## Given data:
=-=-=

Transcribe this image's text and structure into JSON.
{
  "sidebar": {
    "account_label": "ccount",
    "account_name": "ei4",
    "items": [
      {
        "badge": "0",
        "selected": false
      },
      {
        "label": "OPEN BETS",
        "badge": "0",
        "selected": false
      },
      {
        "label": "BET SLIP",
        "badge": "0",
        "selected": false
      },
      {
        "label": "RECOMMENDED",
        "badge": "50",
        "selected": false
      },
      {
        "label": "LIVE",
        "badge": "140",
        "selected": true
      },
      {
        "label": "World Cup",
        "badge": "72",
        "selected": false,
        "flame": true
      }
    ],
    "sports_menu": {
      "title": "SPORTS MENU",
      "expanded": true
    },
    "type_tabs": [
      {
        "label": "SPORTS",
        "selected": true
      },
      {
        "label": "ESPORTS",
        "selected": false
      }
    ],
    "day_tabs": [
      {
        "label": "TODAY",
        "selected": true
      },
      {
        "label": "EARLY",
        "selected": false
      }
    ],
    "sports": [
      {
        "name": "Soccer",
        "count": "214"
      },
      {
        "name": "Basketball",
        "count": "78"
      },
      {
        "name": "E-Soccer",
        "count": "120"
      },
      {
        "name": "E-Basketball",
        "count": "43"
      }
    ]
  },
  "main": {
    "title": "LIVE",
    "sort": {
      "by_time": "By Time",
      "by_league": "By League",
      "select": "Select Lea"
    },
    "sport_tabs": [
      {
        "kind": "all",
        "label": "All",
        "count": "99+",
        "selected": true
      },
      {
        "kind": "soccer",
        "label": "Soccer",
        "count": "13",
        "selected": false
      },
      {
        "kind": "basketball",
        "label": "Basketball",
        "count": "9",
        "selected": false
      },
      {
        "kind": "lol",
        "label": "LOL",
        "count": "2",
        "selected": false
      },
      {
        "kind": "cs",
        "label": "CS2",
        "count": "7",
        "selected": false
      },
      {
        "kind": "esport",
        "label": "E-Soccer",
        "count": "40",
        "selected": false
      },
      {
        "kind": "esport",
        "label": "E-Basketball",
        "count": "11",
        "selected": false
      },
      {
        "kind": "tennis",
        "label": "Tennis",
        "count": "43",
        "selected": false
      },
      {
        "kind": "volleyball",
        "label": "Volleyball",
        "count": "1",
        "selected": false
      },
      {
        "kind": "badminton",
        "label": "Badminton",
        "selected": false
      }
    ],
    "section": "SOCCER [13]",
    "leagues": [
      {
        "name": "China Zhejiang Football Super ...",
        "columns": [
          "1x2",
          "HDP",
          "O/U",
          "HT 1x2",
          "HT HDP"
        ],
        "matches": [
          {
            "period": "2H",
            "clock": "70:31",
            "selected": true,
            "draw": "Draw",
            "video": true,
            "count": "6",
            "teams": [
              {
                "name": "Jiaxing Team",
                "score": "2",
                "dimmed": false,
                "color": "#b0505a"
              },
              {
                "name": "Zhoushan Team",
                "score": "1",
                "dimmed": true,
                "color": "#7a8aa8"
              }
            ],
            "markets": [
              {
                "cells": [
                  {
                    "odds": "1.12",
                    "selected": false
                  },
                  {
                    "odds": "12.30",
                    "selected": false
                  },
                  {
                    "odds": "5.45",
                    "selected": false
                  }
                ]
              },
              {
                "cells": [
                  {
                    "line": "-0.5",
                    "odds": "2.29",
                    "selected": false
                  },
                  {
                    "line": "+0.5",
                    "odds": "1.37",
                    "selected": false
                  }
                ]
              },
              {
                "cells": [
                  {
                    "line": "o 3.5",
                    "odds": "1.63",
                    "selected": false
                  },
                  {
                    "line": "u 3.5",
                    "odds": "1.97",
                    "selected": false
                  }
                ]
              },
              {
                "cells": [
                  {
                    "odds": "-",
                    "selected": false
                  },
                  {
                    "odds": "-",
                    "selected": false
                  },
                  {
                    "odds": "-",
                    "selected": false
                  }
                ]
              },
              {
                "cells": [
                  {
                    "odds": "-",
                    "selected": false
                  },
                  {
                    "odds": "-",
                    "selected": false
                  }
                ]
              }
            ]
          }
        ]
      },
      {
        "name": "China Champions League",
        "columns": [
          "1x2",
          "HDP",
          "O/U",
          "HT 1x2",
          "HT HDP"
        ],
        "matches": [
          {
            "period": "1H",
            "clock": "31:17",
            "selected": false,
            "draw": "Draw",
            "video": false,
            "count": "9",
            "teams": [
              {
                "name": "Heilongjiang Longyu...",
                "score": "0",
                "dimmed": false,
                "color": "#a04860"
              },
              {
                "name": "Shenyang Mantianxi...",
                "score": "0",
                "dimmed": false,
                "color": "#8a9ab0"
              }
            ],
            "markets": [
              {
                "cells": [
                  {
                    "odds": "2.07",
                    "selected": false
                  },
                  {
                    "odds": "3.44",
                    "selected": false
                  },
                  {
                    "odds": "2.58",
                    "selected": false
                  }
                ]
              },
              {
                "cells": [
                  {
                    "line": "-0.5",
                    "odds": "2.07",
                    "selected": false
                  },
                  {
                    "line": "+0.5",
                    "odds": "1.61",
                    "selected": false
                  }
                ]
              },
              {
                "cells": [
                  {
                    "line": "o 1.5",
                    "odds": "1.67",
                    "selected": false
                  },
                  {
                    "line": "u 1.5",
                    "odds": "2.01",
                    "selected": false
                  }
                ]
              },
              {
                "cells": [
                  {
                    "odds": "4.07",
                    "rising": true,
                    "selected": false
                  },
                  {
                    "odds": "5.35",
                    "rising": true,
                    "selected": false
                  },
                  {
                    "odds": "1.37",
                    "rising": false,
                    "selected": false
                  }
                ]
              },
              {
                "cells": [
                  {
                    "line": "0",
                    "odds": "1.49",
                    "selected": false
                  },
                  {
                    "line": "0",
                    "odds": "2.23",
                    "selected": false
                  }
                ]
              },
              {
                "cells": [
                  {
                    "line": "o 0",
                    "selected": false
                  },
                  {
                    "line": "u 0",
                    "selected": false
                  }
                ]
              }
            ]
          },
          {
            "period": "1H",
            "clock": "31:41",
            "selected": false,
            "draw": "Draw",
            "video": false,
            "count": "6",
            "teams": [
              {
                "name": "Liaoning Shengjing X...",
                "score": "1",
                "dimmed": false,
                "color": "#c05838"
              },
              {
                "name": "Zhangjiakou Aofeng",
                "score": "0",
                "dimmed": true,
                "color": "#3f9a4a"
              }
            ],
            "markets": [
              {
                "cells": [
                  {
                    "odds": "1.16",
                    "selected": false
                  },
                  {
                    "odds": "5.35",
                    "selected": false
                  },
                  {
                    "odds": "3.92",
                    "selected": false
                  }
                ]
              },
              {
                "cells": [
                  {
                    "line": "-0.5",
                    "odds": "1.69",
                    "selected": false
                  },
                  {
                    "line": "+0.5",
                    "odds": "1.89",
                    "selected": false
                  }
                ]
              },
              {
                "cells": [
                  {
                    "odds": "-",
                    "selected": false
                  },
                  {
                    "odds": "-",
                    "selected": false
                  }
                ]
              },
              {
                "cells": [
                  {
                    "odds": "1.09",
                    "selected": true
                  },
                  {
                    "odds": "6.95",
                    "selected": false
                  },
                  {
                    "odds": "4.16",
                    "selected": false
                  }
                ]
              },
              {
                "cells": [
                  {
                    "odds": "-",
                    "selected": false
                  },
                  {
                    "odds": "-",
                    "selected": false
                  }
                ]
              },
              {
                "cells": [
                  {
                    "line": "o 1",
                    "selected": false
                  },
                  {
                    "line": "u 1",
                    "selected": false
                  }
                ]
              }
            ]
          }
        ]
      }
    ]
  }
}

=-=-=

## Goal:
The records above are to be repeated exactly, in their entirety.

## Correct output:
Transcribe this image's text and structure into JSON.
{
  "sidebar": {
    "account_label": "ccount",
    "account_name": "ei4",
    "items": [
      {
        "badge": "0",
        "selected": false
      },
      {
        "label": "OPEN BETS",
        "badge": "0",
        "selected": false
      },
      {
        "label": "BET SLIP",
        "badge": "0",
        "selected": false
      },
      {
        "label": "RECOMMENDED",
        "badge": "50",
        "selected": false
      },
      {
        "label": "LIVE",
        "badge": "140",
        "selected": true
      },
      {
        "label": "World Cup",
        "badge": "72",
        "selected": false,
        "flame": true
      }
    ],
    "sports_menu": {
      "title": "SPORTS MENU",
      "expanded": true
    },
    "type_tabs": [
      {
        "label": "SPORTS",
        "selected": true
      },
      {
        "label": "ESPORTS",
        "selected": false
      }
    ],
    "day_tabs": [
      {
        "label": "TODAY",
        "selected": true
      },
      {
        "label": "EARLY",
        "selected": false
      }
    ],
    "sports": [
      {
        "name": "Soccer",
        "count": "214"
      },
      {
        "name": "Basketball",
        "count": "78"
      },
      {
        "name": "E-Soccer",
        "count": "120"
      },
      {
        "name": "E-Basketball",
        "count": "43"
      }
    ]
  },
  "main": {
    "title": "LIVE",
    "sort": {
      "by_time": "By Time",
      "by_league": "By League",
      "select": "Select Lea"
    },
    "sport_tabs": [
      {
        "kind": "all",
        "label": "All",
        "count": "99+",
        "selected": true
      },
      {
        "kind": "soccer",
        "label": "Soccer",
        "count": "13",
        "selected": false
      },
      {
        "kind": "basketball",
        "label": "Basketball",
        "count": "9",
        "selected": false
      },
      {
        "kind": "lol",
        "label": "LOL",
        "count": "2",
        "selected": false
      },
      {
        "kind": "cs",
        "label": "CS2",
        "count": "7",
        "selected": false
      },
      {
        "kind": "esport",
        "label": "E-Soccer",
        "count": "40",
        "selected": false
      },
      {
        "kind": "esport",
        "label": "E-Basketball",
        "count": "11",
        "selected": false
      },
      {
        "kind": "tennis",
        "label": "Tennis",
        "count": "43",
        "selected": false
      },
      {
        "kind": "volleyball",
        "label": "Volleyball",
        "count": "1",
        "selected": false
      },
      {
        "kind": "badminton",
        "label": "Badminton",
        "selected": false
      }
    ],
    "section": "SOCCER [13]",
    "leagues": [
      {
        "name": "China Zhejiang Football Super ...",
        "columns": [
          "1x2",
          "HDP",
          "O/U",
          "HT 1x2",
          "HT HDP"
        ],
        "matches": [
          {
            "period": "2H",
            "clock": "70:31",
            "selected": true,
            "draw": "Draw",
            "video": true,
            "count": "6",
            "teams": [
              {
                "name": "Jiaxing Team",
                "score": "2",
                "dimmed": false,
                "color": "#b0505a"
              },
              {
                "name": "Zhoushan Team",
                "score": "1",
                "dimmed": true,
                "color": "#7a8aa8"
              }
            ],
            "markets": [
              {
                "cells": [
                  {
                    "odds": "1.12",
                    "selected": false
                  },
                  {
                    "odds": "12.30",
                    "selected": false
                  },
                  {
                    "odds": "5.45",
                    "selected": false
                  }
                ]
              },
              {
                "cells": [
                  {
                    "line": "-0.5",
                    "odds": "2.29",
                    "selected": false
                  },
                  {
                    "line": "+0.5",
                    "odds": "1.37",
                    "selected": false
                  }
                ]
              },
              {
                "cells": [
                  {
                    "line": "o 3.5",
                    "odds": "1.63",
                    "selected": false
                  },
                  {
                    "line": "u 3.5",
                    "odds": "1.97",
                    "selected": false
                  }
                ]
              },
              {
                "cells": [
                  {
                    "odds": "-",
                    "selected": false
                  },
                  {
                    "odds": "-",
                    "selected": false
                  },
                  {
                    "odds": "-",
                    "selected": false
                  }
                ]
              },
              {
                "cells": [
                  {
                    "odds": "-",
                    "selected": false
                  },
                  {
                    "odds": "-",
                    "selected": false
                  }
                ]
              }
            ]
          }
        ]
      },
      {
        "name": "China Champions League",
        "columns": [
          "1x2",
          "HDP",
          "O/U",
          "HT 1x2",
          "HT HDP"
        ],
        "matches": [
          {
            "period": "1H",
            "clock": "31:17",
            "selected": false,
            "draw": "Draw",
            "video": false,
            "count": "9",
            "teams": [
              {
                "name": "Heilongjiang Longyu...",
                "score": "0",
                "dimmed": false,
                "color": "#a04860"
              },
              {
                "name": "Shenyang Mantianxi...",
                "score": "0",
                "dimmed": false,
                "color": "#8a9ab0"
              }
            ],
            "markets": [
              {
                "cells": [
                  {
                    "odds": "2.07",
                    "selected": false
                  },
                  {
                    "odds": "3.44",
                    "selected": false
                  },
                  {
                    "odds": "2.58",
                    "selected": false
                  }
                ]
              },
              {
                "cells": [
                  {
                    "line": "-0.5",
                    "odds": "2.07",
                    "selected": false
                  },
                  {
                    "line": "+0.5",
                    "odds": "1.61",
                    "selected": false
                  }
                ]
              },
              {
                "cells": [
                  {
                    "line": "o 1.5",
                    "odds": "1.67",
                    "selected": false
                  },
                  {
                    "line": "u 1.5",
                    "odds": "2.01",
                    "selected": false
                  }
                ]
              },
              {
                "cells": [
                  {
                    "odds": "4.07",
                    "rising": true,
                    "selected": false
                  },
                  {
                    "odds": "5.35",
                    "rising": true,
                    "selected": false
                  },
                  {
                    "odds": "1.37",
                    "rising": false,
                    "selected": false
                  }
                ]
              },
              {
                "cells": [
                  {
                    "line": "0",
                    "odds": "1.49",
                    "selected": false
                  },
                  {
                    "line": "0",
                    "odds": "2.23",
                    "selected": false
                  }
                ]
              },
              {
                "cells": [
                  {
                    "line": "o 0",
                    "selected": false
                  },
                  {
                    "line": "u 0",
                    "selected": false
                  }
                ]
              }
            ]
          },
          {
            "period": "1H",
            "clock": "31:41",
            "selected": false,
            "draw": "Draw",
            "video": false,
            "count": "6",
            "teams": [
              {
                "name": "Liaoning Shengjing X...",
                "score": "1",
                "dimmed": false,
                "color": "#c05838"
              },
              {
                "name": "Zhangjiakou Aofeng",
                "score": "0",
                "dimmed": true,
                "color": "#3f9a4a"
              }
            ],
            "markets": [
              {
                "cells": [
                  {
                    "odds": "1.16",
                    "selected": false
                  },
                  {
                    "odds": "5.35",
                    "selected": false
                  },
                  {
                    "odds": "3.92",
                    "selected": false
                  }
                ]
              },
              {
                "cells": [
                  {
                    "line": "-0.5",
                    "odds": "1.69",
                    "selected": false
                  },
                  {
                    "line": "+0.5",
                    "odds": "1.89",
                    "selected": false
                  }
                ]
              },
              {
                "cells": [
                  {
                    "odds": "-",
                    "selected": false
                  },
                  {
                    "odds": "-",
                    "selected": false
                  }
                ]
              },
              {
                "cells": [
                  {
                    "odds": "1.09",
                    "selected": true
                  },
                  {
                    "odds": "6.95",
                    "selected": false
                  },
                  {
                    "odds": "4.16",
                    "selected": false
                  }
                ]
              },
              {
                "cells": [
                  {
                    "odds": "-",
                    "selected": false
                  },
                  {
                    "odds": "-",
                    "selected": false
                  }
                ]
              },
              {
                "cells": [
                  {
                    "line": "o 1",
                    "selected": false
                  },
                  {
                    "line": "u 1",
                    "selected": false
                  }
                ]
              }
            ]
          }
        ]
      }
    ]
  }
}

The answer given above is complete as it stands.